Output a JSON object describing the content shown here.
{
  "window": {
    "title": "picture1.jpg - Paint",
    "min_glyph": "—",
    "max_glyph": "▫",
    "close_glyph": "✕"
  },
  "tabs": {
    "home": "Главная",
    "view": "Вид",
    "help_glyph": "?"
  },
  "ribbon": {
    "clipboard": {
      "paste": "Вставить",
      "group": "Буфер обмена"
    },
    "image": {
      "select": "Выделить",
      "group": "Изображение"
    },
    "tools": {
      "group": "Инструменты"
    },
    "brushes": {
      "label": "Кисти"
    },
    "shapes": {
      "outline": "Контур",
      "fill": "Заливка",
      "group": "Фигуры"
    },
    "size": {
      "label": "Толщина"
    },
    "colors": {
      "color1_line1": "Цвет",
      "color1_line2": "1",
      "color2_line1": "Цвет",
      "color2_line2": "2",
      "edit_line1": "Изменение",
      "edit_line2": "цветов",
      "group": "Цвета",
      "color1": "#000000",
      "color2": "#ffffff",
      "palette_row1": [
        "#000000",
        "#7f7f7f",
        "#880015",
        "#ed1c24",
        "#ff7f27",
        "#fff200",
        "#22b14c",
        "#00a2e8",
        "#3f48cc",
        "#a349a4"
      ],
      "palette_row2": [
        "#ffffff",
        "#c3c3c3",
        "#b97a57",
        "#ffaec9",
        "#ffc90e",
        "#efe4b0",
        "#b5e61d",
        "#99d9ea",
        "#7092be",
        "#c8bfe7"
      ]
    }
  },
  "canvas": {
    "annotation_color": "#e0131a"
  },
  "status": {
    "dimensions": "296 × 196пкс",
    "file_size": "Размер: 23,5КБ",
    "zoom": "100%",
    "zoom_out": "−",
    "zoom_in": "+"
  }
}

**What needs to be done:** Every record above needs to be repeated word for word.

**Answer for the task:**
Output a JSON object describing the content shown here.
{
  "window": {
    "title": "picture1.jpg - Paint",
    "min_glyph": "—",
    "max_glyph": "▫",
    "close_glyph": "✕"
  },
  "tabs": {
    "home": "Главная",
    "view": "Вид",
    "help_glyph": "?"
  },
  "ribbon": {
    "clipboard": {
      "paste": "Вставить",
      "group": "Буфер обмена"
    },
    "image": {
      "select": "Выделить",
      "group": "Изображение"
    },
    "tools": {
      "group": "Инструменты"
    },
    "brushes": {
      "label": "Кисти"
    },
    "shapes": {
      "outline": "Контур",
      "fill": "Заливка",
      "group": "Фигуры"
    },
    "size": {
      "label": "Толщина"
    },
    "colors": {
      "color1_line1": "Цвет",
      "color1_line2": "1",
      "color2_line1": "Цвет",
      "color2_line2": "2",
      "edit_line1": "Изменение",
      "edit_line2": "цветов",
      "group": "Цвета",
      "color1": "#000000",
      "color2": "#ffffff",
      "palette_row1": [
        "#000000",
        "#7f7f7f",
        "#880015",
        "#ed1c24",
        "#ff7f27",
        "#fff200",
        "#22b14c",
        "#00a2e8",
        "#3f48cc",
        "#a349a4"
      ],
      "palette_row2": [
        "#ffffff",
        "#c3c3c3",
        "#b97a57",
        "#ffaec9",
        "#ffc90e",
        "#efe4b0",
        "#b5e61d",
        "#99d9ea",
        "#7092be",
        "#c8bfe7"
      ]
    }
  },
  "canvas": {
    "annotation_color": "#e0131a"
  },
  "status": {
    "dimensions": "296 × 196пкс",
    "file_size": "Размер: 23,5КБ",
    "zoom": "100%",
    "zoom_out": "−",
    "zoom_in": "+"
  }
}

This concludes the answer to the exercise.